* [Recorded data]
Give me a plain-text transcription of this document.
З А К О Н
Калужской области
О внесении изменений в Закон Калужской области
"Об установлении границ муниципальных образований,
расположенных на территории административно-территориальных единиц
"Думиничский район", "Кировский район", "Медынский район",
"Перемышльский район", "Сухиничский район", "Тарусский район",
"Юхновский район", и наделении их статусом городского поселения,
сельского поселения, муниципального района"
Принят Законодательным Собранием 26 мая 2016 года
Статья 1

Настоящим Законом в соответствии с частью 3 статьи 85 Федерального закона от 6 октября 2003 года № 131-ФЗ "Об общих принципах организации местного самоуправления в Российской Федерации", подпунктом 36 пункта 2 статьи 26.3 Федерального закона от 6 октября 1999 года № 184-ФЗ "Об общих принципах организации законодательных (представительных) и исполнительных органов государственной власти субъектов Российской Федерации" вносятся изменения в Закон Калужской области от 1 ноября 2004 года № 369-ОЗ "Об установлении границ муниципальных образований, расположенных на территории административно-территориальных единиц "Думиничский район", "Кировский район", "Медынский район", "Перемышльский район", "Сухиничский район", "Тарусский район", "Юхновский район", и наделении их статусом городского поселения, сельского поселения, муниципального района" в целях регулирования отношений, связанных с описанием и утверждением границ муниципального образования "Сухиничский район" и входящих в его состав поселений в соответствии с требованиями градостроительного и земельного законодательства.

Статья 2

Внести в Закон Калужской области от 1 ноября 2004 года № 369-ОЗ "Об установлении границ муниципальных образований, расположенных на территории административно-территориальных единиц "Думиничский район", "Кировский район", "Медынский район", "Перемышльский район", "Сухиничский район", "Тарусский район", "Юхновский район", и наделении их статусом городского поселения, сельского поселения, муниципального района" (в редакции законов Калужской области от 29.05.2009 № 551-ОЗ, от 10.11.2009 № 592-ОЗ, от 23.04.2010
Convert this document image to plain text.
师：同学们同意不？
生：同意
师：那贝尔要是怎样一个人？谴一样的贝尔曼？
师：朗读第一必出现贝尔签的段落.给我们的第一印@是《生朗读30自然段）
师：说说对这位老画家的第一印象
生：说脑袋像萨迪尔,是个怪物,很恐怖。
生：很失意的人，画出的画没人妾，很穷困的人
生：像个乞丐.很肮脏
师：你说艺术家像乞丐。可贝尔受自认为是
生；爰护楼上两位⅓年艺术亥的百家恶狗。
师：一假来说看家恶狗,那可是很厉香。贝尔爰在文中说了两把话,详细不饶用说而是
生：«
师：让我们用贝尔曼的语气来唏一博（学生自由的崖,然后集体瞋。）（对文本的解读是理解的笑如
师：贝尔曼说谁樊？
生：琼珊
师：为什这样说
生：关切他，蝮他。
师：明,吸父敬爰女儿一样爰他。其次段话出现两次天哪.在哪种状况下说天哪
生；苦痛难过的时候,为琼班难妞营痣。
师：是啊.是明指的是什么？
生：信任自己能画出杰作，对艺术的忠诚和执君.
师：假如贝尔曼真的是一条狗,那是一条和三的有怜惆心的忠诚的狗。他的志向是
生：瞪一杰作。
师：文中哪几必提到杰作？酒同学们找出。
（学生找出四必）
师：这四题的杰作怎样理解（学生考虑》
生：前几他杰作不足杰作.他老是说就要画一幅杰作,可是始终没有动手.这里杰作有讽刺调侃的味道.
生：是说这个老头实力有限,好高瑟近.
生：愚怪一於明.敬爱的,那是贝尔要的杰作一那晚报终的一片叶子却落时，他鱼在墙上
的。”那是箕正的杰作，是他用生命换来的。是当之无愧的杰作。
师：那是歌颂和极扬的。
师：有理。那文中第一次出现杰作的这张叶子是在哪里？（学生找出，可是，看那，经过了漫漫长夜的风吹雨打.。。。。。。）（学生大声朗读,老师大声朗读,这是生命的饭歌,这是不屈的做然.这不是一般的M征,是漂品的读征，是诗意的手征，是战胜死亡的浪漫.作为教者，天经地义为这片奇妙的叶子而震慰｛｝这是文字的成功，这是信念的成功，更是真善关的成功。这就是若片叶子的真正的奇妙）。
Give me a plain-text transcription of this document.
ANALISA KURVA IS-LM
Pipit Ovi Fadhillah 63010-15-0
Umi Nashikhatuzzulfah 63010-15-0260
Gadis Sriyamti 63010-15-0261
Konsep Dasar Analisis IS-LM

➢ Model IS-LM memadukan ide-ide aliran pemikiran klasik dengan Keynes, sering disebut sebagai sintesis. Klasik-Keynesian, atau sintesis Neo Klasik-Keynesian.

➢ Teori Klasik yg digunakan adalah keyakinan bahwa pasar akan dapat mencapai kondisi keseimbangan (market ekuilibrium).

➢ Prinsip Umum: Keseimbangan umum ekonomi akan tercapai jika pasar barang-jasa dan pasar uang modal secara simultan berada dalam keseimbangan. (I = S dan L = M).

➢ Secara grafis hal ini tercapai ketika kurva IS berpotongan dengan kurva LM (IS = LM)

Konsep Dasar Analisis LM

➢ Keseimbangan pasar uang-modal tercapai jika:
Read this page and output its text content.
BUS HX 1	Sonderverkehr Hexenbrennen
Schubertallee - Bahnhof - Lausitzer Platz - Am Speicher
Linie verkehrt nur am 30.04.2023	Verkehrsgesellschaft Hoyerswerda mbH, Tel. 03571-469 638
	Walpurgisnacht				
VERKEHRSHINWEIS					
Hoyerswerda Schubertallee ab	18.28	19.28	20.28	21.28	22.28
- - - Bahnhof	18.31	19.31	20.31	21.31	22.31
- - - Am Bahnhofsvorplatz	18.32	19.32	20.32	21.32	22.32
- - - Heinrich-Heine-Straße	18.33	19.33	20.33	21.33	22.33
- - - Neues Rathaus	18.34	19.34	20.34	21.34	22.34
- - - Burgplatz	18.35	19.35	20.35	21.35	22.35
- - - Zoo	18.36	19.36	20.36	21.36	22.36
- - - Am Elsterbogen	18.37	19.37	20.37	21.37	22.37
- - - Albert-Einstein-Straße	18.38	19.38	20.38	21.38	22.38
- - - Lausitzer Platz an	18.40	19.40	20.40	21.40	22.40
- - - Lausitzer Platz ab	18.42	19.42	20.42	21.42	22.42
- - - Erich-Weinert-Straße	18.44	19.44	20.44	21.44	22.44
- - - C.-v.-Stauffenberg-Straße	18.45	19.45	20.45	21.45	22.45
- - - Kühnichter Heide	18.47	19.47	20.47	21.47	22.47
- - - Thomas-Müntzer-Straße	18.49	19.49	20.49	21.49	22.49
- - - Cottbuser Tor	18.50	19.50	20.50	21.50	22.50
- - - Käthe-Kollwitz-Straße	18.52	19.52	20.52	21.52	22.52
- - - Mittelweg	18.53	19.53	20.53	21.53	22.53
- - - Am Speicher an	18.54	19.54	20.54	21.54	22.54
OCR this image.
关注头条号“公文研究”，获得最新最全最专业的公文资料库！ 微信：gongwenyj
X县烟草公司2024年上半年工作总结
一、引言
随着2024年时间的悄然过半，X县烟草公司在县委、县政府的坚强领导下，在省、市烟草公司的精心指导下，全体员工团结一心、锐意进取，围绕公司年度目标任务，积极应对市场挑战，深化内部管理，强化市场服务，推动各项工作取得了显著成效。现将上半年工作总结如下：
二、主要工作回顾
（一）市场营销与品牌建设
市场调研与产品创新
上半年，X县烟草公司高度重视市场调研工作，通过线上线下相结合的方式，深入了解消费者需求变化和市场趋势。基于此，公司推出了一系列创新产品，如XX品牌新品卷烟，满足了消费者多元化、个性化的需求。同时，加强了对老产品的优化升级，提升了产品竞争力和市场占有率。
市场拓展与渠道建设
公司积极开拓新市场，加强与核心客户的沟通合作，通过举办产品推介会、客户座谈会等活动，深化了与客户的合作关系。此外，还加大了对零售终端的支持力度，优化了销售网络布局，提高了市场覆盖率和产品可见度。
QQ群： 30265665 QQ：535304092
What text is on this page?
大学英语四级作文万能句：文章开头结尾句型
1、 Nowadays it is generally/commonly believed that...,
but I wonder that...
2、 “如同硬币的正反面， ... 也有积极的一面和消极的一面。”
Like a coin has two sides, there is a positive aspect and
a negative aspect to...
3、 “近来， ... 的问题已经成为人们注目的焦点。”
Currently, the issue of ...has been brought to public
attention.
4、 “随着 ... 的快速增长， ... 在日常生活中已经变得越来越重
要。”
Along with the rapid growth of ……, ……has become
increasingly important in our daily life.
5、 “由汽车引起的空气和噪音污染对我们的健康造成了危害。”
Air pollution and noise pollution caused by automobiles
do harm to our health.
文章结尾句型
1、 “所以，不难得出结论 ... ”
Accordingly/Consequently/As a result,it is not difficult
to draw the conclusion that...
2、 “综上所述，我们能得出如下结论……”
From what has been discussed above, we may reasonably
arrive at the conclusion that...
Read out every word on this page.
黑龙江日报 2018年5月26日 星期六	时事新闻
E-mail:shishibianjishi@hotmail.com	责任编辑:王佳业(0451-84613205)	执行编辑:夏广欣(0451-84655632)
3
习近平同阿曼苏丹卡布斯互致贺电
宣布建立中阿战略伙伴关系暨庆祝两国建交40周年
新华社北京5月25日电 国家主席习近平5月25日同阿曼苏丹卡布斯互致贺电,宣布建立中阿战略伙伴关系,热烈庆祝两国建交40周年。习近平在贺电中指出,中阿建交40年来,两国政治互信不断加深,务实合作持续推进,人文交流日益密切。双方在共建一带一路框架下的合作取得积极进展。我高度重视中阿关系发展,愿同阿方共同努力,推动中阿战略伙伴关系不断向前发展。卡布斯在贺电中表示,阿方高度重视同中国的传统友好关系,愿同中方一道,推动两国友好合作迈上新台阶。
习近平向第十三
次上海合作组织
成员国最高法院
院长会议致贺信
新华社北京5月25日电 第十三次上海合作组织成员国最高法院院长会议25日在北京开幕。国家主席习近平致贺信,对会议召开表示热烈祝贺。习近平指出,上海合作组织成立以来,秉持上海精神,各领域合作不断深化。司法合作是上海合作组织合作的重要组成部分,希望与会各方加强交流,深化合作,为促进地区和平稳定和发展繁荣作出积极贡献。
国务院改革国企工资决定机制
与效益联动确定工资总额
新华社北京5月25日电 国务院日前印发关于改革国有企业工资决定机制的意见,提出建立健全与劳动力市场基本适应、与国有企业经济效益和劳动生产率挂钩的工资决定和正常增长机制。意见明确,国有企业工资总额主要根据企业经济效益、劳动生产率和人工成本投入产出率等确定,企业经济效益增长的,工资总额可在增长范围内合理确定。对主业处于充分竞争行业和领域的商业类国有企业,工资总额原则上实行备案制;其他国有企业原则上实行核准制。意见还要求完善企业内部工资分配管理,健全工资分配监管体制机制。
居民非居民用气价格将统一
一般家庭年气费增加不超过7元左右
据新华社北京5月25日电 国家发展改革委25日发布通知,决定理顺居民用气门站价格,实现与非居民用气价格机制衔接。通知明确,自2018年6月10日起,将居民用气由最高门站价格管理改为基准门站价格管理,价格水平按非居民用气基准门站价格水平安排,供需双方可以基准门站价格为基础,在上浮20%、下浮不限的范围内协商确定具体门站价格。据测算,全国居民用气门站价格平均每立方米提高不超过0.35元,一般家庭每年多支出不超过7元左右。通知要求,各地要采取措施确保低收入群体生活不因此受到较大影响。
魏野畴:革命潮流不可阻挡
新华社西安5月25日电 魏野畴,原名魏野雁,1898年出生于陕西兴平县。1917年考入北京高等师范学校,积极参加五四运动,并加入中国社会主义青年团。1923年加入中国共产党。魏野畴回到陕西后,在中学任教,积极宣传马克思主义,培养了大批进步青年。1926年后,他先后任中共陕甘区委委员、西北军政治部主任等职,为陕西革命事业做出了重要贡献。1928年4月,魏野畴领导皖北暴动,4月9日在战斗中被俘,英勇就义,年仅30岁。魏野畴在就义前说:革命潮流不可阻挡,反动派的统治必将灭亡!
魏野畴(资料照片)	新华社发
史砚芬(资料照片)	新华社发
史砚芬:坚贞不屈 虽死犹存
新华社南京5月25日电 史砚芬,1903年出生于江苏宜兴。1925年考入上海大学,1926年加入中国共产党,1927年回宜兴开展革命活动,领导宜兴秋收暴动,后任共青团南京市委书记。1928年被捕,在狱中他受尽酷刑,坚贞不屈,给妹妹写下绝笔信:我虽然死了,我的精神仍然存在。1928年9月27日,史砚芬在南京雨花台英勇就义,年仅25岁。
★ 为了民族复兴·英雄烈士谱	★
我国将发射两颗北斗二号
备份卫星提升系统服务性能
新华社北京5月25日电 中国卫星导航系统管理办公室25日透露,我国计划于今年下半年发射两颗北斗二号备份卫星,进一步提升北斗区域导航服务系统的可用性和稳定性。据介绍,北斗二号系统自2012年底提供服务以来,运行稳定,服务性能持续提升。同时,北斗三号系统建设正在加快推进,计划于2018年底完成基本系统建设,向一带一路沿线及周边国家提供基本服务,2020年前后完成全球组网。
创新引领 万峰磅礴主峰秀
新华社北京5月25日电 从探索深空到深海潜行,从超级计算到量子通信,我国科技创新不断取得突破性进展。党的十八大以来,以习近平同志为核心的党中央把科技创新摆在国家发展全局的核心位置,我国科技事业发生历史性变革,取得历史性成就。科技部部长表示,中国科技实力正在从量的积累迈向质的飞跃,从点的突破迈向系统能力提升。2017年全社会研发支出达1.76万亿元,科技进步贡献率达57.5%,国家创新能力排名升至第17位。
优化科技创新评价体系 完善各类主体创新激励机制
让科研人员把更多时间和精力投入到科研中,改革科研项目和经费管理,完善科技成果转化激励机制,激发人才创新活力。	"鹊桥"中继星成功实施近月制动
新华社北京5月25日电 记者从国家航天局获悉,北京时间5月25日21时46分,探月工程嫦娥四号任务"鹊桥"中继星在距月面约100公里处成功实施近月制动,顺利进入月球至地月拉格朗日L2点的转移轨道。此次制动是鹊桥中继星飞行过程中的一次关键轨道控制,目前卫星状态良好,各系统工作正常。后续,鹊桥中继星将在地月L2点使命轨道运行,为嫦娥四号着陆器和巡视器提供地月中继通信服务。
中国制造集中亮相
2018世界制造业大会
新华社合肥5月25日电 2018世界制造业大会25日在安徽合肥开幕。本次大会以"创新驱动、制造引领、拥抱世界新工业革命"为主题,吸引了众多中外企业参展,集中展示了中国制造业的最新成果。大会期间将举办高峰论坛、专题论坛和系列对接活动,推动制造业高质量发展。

* [Task directions] Gather, from the listing above, every line carrying the word "text".

* [Task response]
Give me a plain-text transcription of this document.
Convert this document image to plain text.
Give me a plain-text transcription of this document.
Read this page and output its text content.
What text is on this page?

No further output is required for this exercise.